* WHAT YOU WILL DO *
Rewrite every one of the rows below with "免疫激活" replaced by "免疫增强" and all other text unchanged. Omit the pictures from your answer.

* GIVEN RECORDS *
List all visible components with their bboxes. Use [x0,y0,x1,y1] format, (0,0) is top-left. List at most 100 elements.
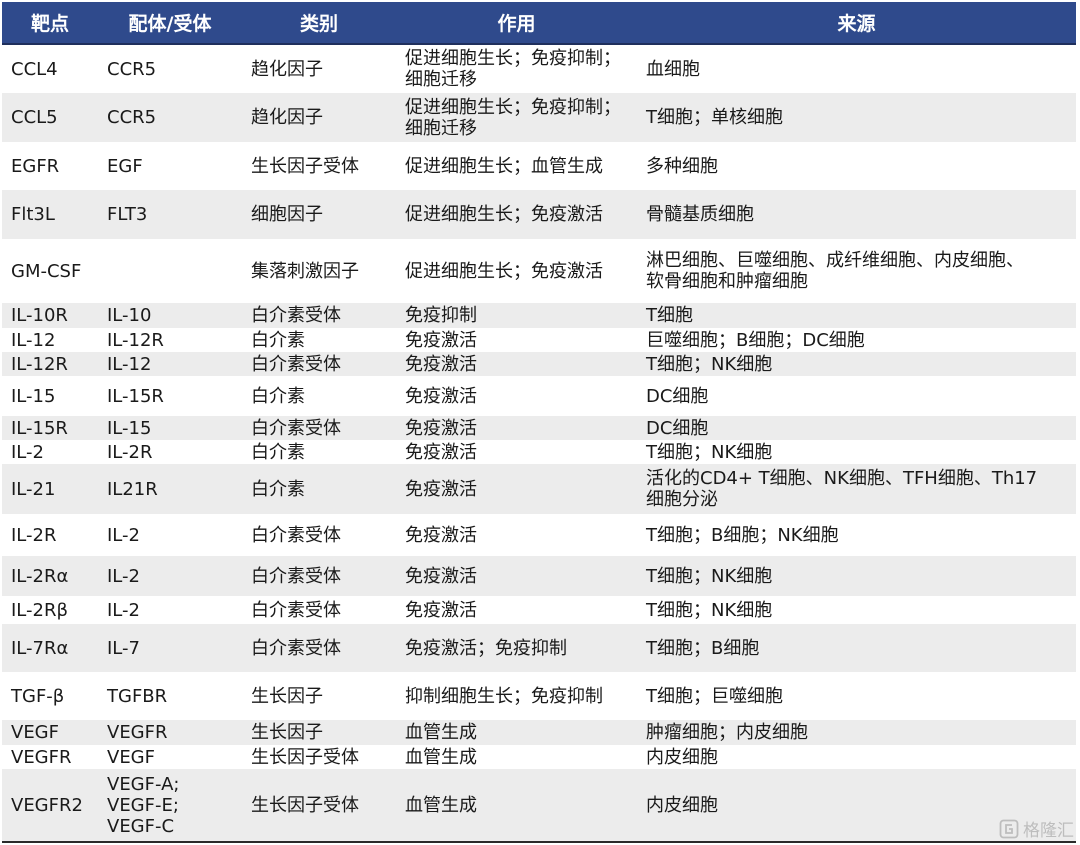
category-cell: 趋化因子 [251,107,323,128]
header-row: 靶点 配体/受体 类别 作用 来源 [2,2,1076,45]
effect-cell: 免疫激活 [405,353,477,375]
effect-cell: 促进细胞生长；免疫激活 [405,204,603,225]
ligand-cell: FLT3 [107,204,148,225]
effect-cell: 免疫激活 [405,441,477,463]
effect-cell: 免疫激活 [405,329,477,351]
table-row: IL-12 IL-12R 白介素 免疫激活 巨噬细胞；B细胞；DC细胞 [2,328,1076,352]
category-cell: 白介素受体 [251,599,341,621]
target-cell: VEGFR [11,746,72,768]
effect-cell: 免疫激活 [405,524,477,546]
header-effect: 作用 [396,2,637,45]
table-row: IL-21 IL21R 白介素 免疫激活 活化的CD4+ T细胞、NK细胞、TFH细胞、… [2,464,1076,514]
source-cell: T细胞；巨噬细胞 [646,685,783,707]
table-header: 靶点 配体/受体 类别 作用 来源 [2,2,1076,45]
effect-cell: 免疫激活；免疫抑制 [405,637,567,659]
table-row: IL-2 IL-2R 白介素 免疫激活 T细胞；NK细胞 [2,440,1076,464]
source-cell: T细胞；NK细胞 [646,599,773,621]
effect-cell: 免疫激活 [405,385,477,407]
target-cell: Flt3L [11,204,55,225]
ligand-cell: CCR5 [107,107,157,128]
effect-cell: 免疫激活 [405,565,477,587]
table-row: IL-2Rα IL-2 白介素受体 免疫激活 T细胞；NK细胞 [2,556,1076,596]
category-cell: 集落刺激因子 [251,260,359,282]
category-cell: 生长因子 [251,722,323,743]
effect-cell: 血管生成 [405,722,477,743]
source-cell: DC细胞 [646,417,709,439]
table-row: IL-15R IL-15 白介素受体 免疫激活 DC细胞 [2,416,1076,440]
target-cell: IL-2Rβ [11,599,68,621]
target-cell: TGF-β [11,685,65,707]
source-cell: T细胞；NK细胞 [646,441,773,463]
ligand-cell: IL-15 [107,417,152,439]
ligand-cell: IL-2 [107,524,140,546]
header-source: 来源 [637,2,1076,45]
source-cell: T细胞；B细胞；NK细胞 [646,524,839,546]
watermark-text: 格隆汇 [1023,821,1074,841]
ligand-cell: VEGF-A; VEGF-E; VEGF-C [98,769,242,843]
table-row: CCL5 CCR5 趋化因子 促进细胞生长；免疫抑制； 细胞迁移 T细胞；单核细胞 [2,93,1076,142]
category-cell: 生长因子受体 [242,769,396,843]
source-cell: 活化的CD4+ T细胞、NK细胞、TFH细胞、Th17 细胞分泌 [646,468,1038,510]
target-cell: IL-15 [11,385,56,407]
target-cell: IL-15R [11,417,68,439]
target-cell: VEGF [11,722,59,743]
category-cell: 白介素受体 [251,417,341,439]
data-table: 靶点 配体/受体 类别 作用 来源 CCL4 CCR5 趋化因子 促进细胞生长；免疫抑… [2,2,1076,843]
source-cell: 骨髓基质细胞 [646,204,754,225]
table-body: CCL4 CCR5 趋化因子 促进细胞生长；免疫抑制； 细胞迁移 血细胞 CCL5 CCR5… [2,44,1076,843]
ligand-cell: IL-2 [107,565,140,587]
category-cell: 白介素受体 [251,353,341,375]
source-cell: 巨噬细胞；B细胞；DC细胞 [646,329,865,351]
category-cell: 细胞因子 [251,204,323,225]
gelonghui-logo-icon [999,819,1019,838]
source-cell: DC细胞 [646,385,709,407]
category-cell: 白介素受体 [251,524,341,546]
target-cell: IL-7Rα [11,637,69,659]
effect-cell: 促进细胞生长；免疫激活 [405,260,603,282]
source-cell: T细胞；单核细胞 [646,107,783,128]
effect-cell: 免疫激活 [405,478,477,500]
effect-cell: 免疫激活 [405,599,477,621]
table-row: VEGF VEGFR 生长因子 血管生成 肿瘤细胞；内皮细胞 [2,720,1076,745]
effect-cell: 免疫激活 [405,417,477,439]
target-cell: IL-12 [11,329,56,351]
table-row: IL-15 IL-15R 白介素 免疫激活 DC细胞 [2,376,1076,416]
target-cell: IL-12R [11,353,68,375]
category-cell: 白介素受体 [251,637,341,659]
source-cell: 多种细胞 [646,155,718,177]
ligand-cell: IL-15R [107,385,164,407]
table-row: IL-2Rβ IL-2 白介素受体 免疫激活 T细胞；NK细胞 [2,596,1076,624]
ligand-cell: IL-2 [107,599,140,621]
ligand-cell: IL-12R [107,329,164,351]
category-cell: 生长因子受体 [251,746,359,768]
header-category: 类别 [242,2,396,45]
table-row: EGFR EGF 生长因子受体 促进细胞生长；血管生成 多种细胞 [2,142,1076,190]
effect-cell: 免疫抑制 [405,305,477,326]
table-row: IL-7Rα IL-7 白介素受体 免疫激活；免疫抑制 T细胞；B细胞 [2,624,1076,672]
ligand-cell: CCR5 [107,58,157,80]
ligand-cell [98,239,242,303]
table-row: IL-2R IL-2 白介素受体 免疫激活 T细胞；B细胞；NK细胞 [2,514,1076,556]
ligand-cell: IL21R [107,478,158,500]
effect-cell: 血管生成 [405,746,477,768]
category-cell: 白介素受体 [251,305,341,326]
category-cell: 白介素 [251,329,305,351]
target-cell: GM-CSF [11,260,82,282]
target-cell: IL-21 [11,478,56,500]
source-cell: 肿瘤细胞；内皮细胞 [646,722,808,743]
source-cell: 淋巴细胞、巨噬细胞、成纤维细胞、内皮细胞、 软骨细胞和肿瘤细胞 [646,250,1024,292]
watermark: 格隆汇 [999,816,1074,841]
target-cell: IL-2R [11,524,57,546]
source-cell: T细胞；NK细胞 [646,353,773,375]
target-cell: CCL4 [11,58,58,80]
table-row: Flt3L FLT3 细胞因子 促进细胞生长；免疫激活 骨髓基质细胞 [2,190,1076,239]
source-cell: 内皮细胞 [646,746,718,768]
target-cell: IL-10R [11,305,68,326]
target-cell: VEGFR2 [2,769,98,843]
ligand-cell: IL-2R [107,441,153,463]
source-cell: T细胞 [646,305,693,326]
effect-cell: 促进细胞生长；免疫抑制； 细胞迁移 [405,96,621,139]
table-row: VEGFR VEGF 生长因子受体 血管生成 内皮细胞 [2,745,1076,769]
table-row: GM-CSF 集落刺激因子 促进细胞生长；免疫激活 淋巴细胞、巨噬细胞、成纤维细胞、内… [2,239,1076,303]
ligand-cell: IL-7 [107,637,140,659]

* RESULT *
List all visible components with their bboxes. Use [x0,y0,x1,y1] format, (0,0) is top-left. List at most 100 elements.
category-cell: 趋化因子 [251,107,323,128]
header-row: 靶点 配体/受体 类别 作用 来源 [2,2,1076,45]
effect-cell: 免疫增强 [405,353,477,375]
effect-cell: 促进细胞生长；免疫增强 [405,204,603,225]
ligand-cell: FLT3 [107,204,148,225]
effect-cell: 免疫增强 [405,441,477,463]
effect-cell: 免疫增强 [405,329,477,351]
table-row: IL-12 IL-12R 白介素 免疫增强 巨噬细胞；B细胞；DC细胞 [2,328,1076,352]
category-cell: 白介素受体 [251,599,341,621]
target-cell: VEGFR [11,746,72,768]
effect-cell: 免疫增强 [405,524,477,546]
header-effect: 作用 [396,2,637,45]
table-row: IL-21 IL21R 白介素 免疫增强 活化的CD4+ T细胞、NK细胞、TFH细胞、… [2,464,1076,514]
source-cell: T细胞；巨噬细胞 [646,685,783,707]
table-header: 靶点 配体/受体 类别 作用 来源 [2,2,1076,45]
effect-cell: 免疫增强；免疫抑制 [405,637,567,659]
table-row: IL-2 IL-2R 白介素 免疫增强 T细胞；NK细胞 [2,440,1076,464]
source-cell: T细胞；NK细胞 [646,599,773,621]
effect-cell: 免疫增强 [405,385,477,407]
target-cell: Flt3L [11,204,55,225]
ligand-cell: CCR5 [107,107,157,128]
effect-cell: 免疫增强 [405,565,477,587]
table-row: IL-2Rα IL-2 白介素受体 免疫增强 T细胞；NK细胞 [2,556,1076,596]
category-cell: 集落刺激因子 [251,260,359,282]
category-cell: 生长因子 [251,722,323,743]
effect-cell: 血管生成 [405,722,477,743]
source-cell: DC细胞 [646,417,709,439]
table-row: IL-15R IL-15 白介素受体 免疫增强 DC细胞 [2,416,1076,440]
target-cell: IL-2Rβ [11,599,68,621]
target-cell: TGF-β [11,685,65,707]
source-cell: T细胞；NK细胞 [646,441,773,463]
ligand-cell: IL-15 [107,417,152,439]
ligand-cell: IL-2 [107,524,140,546]
header-source: 来源 [637,2,1076,45]
source-cell: T细胞；B细胞；NK细胞 [646,524,839,546]
watermark-text: 格隆汇 [1023,821,1074,841]
ligand-cell: VEGF-A; VEGF-E; VEGF-C [98,769,242,843]
table-row: CCL5 CCR5 趋化因子 促进细胞生长；免疫抑制； 细胞迁移 T细胞；单核细胞 [2,93,1076,142]
category-cell: 生长因子受体 [242,769,396,843]
source-cell: 活化的CD4+ T细胞、NK细胞、TFH细胞、Th17 细胞分泌 [646,468,1038,510]
target-cell: IL-15 [11,385,56,407]
target-cell: IL-15R [11,417,68,439]
target-cell: VEGF [11,722,59,743]
category-cell: 白介素受体 [251,417,341,439]
data-table: 靶点 配体/受体 类别 作用 来源 CCL4 CCR5 趋化因子 促进细胞生长；免疫抑… [2,2,1076,843]
source-cell: 骨髓基质细胞 [646,204,754,225]
table-body: CCL4 CCR5 趋化因子 促进细胞生长；免疫抑制； 细胞迁移 血细胞 CCL5 CCR5… [2,44,1076,843]
ligand-cell: IL-2 [107,565,140,587]
category-cell: 白介素受体 [251,353,341,375]
source-cell: 巨噬细胞；B细胞；DC细胞 [646,329,865,351]
category-cell: 细胞因子 [251,204,323,225]
gelonghui-logo-icon [999,819,1019,838]
source-cell: DC细胞 [646,385,709,407]
category-cell: 白介素受体 [251,524,341,546]
target-cell: IL-7Rα [11,637,69,659]
effect-cell: 促进细胞生长；免疫增强 [405,260,603,282]
source-cell: T细胞；单核细胞 [646,107,783,128]
effect-cell: 免疫增强 [405,478,477,500]
effect-cell: 免疫增强 [405,599,477,621]
table-row: VEGF VEGFR 生长因子 血管生成 肿瘤细胞；内皮细胞 [2,720,1076,745]
effect-cell: 免疫增强 [405,417,477,439]
target-cell: IL-12 [11,329,56,351]
table-row: IL-15 IL-15R 白介素 免疫增强 DC细胞 [2,376,1076,416]
target-cell: IL-12R [11,353,68,375]
category-cell: 白介素受体 [251,637,341,659]
source-cell: 多种细胞 [646,155,718,177]
ligand-cell: IL-15R [107,385,164,407]
table-row: IL-2Rβ IL-2 白介素受体 免疫增强 T细胞；NK细胞 [2,596,1076,624]
ligand-cell: IL-2 [107,599,140,621]
ligand-cell: IL-12R [107,329,164,351]
category-cell: 生长因子受体 [251,746,359,768]
header-category: 类别 [242,2,396,45]
table-row: EGFR EGF 生长因子受体 促进细胞生长；血管生成 多种细胞 [2,142,1076,190]
effect-cell: 免疫抑制 [405,305,477,326]
table-row: IL-7Rα IL-7 白介素受体 免疫增强；免疫抑制 T细胞；B细胞 [2,624,1076,672]
ligand-cell: CCR5 [107,58,157,80]
ligand-cell [98,239,242,303]
table-row: IL-2R IL-2 白介素受体 免疫增强 T细胞；B细胞；NK细胞 [2,514,1076,556]
ligand-cell: IL21R [107,478,158,500]
effect-cell: 血管生成 [405,746,477,768]
category-cell: 白介素受体 [251,305,341,326]
category-cell: 白介素 [251,329,305,351]
target-cell: GM-CSF [11,260,82,282]
target-cell: IL-21 [11,478,56,500]
source-cell: 肿瘤细胞；内皮细胞 [646,722,808,743]
source-cell: 淋巴细胞、巨噬细胞、成纤维细胞、内皮细胞、 软骨细胞和肿瘤细胞 [646,250,1024,292]
watermark: 格隆汇 [999,816,1074,841]
target-cell: IL-2R [11,524,57,546]
source-cell: T细胞；NK细胞 [646,353,773,375]
target-cell: CCL4 [11,58,58,80]
table-row: Flt3L FLT3 细胞因子 促进细胞生长；免疫增强 骨髓基质细胞 [2,190,1076,239]
source-cell: 内皮细胞 [646,746,718,768]
target-cell: IL-10R [11,305,68,326]
target-cell: VEGFR2 [2,769,98,843]
ligand-cell: IL-2R [107,441,153,463]
source-cell: T细胞 [646,305,693,326]
effect-cell: 促进细胞生长；免疫抑制； 细胞迁移 [405,96,621,139]
table-row: VEGFR VEGF 生长因子受体 血管生成 内皮细胞 [2,745,1076,769]
table-row: GM-CSF 集落刺激因子 促进细胞生长；免疫增强 淋巴细胞、巨噬细胞、成纤维细胞、内… [2,239,1076,303]
ligand-cell: IL-7 [107,637,140,659]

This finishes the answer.